Dataset records:

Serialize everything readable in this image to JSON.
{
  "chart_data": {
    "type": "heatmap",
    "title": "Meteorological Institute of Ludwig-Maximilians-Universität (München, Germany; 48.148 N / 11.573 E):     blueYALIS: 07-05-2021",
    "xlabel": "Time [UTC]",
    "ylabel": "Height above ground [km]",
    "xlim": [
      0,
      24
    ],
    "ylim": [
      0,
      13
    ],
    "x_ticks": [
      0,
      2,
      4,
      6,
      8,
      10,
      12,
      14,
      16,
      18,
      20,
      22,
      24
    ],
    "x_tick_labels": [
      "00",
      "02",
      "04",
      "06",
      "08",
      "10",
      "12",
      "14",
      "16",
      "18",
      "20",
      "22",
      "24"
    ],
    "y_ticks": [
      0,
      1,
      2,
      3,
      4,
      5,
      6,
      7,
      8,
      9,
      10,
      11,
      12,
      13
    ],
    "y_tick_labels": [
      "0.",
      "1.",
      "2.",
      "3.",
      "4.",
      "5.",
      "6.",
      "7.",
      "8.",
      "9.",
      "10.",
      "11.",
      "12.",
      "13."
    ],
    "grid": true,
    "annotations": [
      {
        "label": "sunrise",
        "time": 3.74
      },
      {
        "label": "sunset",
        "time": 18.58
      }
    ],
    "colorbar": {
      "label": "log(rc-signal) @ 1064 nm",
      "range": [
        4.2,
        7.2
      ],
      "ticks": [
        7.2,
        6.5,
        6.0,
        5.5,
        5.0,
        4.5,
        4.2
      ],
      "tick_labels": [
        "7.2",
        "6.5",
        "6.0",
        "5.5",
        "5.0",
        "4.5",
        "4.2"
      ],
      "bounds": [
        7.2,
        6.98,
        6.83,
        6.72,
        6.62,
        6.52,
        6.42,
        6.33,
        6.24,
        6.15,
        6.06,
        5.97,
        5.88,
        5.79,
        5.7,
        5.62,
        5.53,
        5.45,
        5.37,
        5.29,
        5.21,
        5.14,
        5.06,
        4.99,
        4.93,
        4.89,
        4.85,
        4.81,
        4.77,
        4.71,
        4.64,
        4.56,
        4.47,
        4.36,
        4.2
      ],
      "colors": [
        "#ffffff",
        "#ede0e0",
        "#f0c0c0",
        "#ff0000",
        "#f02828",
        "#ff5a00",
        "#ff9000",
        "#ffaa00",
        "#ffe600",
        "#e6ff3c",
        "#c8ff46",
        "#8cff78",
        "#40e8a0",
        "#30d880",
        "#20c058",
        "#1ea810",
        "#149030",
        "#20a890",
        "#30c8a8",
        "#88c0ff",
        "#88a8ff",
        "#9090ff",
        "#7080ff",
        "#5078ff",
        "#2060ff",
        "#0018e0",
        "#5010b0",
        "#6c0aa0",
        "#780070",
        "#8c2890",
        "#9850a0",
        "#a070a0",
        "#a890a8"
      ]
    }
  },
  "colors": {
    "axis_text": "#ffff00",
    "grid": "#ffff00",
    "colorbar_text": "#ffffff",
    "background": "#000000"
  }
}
---
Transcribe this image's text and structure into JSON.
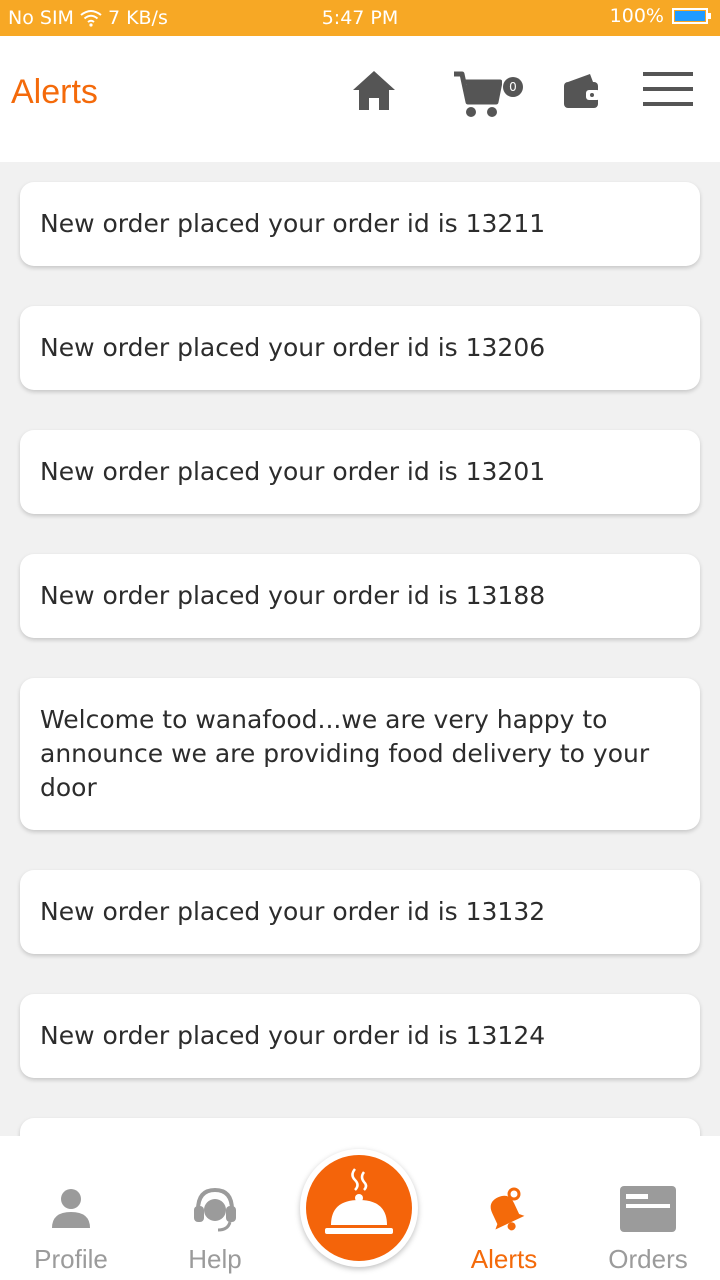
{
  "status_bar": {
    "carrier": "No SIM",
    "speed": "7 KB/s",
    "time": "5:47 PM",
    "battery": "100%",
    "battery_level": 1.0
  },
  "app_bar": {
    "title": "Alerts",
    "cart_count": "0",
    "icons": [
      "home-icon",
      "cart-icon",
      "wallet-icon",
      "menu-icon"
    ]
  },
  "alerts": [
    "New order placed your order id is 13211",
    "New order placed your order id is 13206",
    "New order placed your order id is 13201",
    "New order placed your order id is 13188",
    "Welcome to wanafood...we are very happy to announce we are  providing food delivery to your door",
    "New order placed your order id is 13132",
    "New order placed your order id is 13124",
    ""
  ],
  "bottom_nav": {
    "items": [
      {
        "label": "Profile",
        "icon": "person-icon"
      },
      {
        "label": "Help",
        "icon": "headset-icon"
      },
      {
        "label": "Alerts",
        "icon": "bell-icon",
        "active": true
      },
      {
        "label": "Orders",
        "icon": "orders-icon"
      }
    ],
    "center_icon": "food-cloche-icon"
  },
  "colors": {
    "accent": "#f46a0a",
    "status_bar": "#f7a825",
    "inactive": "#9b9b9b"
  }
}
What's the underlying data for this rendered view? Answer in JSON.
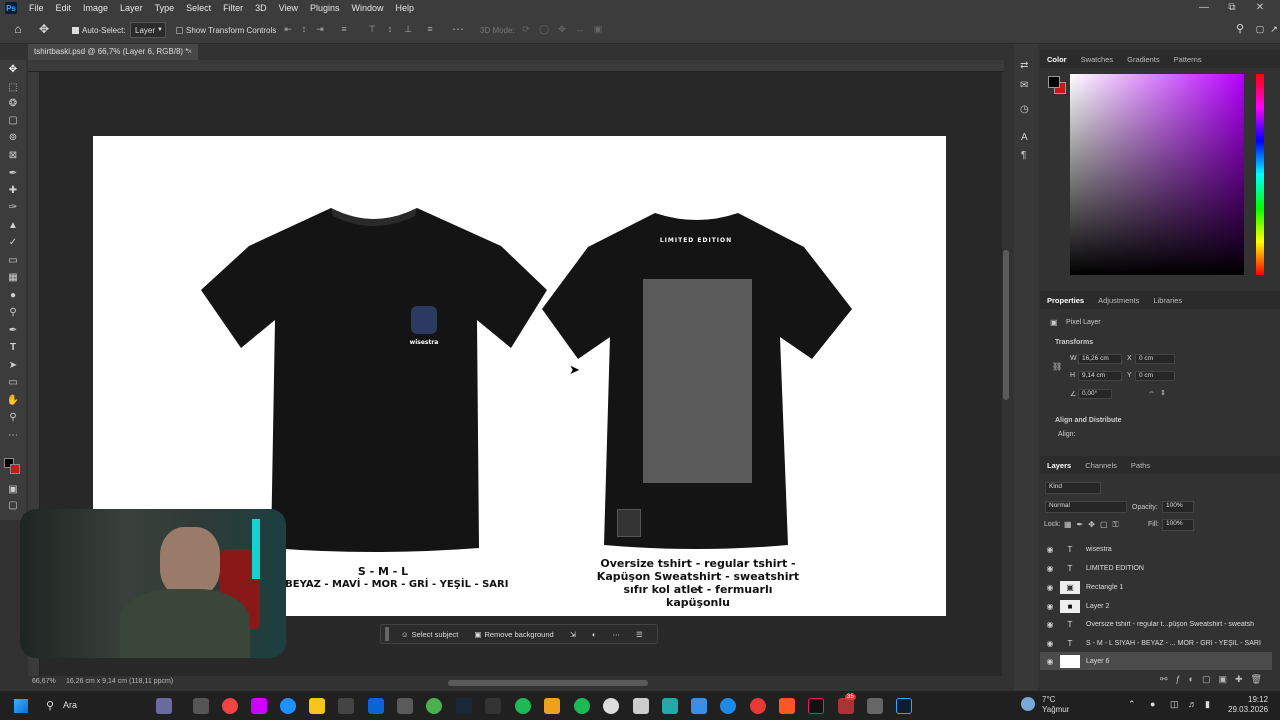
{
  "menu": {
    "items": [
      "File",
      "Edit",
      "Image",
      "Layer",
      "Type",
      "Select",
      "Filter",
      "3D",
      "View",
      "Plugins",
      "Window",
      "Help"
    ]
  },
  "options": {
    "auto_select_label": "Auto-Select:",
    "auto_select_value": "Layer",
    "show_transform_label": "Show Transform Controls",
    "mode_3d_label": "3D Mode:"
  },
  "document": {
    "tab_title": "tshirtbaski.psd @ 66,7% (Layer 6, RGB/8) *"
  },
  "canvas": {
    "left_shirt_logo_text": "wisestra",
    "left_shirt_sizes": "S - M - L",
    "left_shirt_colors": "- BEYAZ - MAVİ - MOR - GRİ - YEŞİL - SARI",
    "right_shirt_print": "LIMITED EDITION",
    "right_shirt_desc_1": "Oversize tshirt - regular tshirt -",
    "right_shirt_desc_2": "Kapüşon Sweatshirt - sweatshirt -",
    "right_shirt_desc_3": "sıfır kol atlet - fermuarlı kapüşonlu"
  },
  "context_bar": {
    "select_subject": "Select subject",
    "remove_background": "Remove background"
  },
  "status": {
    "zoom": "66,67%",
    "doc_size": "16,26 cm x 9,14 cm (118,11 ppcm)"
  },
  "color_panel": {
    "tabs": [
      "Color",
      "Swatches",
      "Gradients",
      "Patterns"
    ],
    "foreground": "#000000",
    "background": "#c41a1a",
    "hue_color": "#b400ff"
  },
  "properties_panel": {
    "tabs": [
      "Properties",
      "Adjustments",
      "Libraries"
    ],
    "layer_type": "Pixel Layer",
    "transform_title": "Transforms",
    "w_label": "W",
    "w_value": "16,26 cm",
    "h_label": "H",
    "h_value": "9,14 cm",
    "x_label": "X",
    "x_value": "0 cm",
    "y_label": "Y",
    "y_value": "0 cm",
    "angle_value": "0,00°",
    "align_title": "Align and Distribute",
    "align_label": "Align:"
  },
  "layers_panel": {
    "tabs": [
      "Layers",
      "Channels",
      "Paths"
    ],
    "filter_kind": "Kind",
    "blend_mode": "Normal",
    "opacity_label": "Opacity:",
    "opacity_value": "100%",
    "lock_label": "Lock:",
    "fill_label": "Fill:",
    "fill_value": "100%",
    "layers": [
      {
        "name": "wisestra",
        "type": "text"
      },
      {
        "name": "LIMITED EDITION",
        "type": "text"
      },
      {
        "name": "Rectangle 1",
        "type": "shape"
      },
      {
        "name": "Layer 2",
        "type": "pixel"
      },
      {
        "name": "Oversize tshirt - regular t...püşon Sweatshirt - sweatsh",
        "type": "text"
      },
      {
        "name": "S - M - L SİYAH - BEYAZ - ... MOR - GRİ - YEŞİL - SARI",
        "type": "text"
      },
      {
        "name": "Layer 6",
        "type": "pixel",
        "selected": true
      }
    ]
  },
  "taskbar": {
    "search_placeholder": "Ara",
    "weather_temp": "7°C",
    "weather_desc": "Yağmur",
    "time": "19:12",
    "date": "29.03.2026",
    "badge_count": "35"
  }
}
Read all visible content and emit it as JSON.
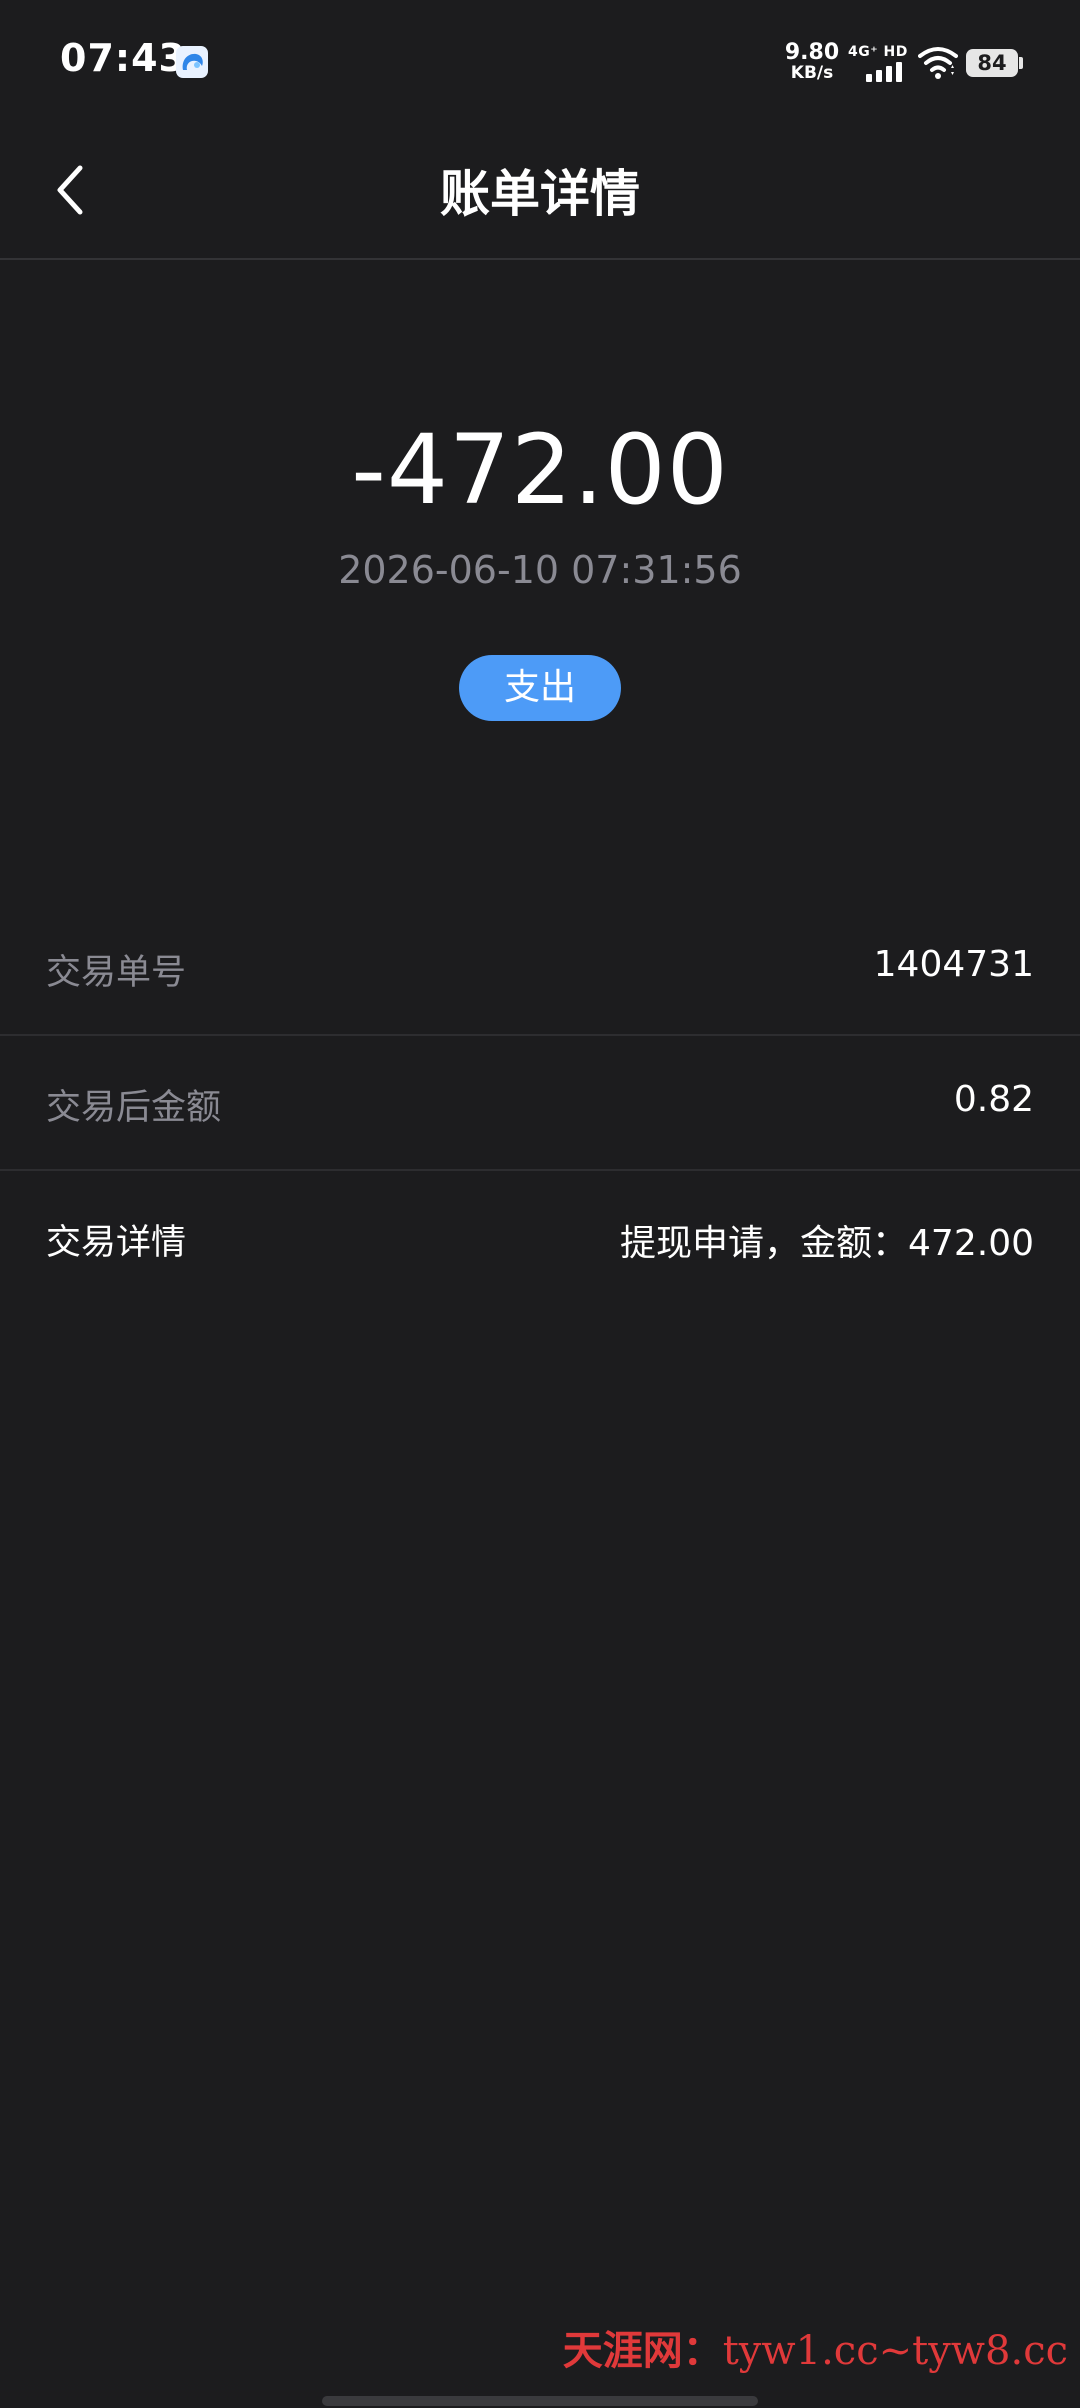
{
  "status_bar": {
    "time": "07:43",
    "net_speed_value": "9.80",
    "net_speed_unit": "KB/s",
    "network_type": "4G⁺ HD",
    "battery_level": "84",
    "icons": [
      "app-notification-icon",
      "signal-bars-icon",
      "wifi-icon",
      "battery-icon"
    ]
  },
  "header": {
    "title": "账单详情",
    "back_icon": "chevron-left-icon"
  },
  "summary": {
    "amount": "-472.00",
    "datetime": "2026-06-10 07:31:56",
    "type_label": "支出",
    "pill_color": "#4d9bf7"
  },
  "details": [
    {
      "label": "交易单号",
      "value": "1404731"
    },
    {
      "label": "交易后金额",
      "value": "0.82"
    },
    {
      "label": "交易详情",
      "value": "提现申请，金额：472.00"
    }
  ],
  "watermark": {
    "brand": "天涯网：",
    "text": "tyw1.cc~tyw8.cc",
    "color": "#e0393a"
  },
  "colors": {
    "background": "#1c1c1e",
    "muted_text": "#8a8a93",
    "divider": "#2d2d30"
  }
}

Given exercise: Copy each line from the records above that includes the string "BEYAZ".

Output:
    "left_shirt_colors": "- BEYAZ - MAVİ - MOR - GRİ - YEŞİL - SARI",
        "name": "S - M - L SİYAH - BEYAZ - ... MOR - GRİ - YEŞİL - SARI",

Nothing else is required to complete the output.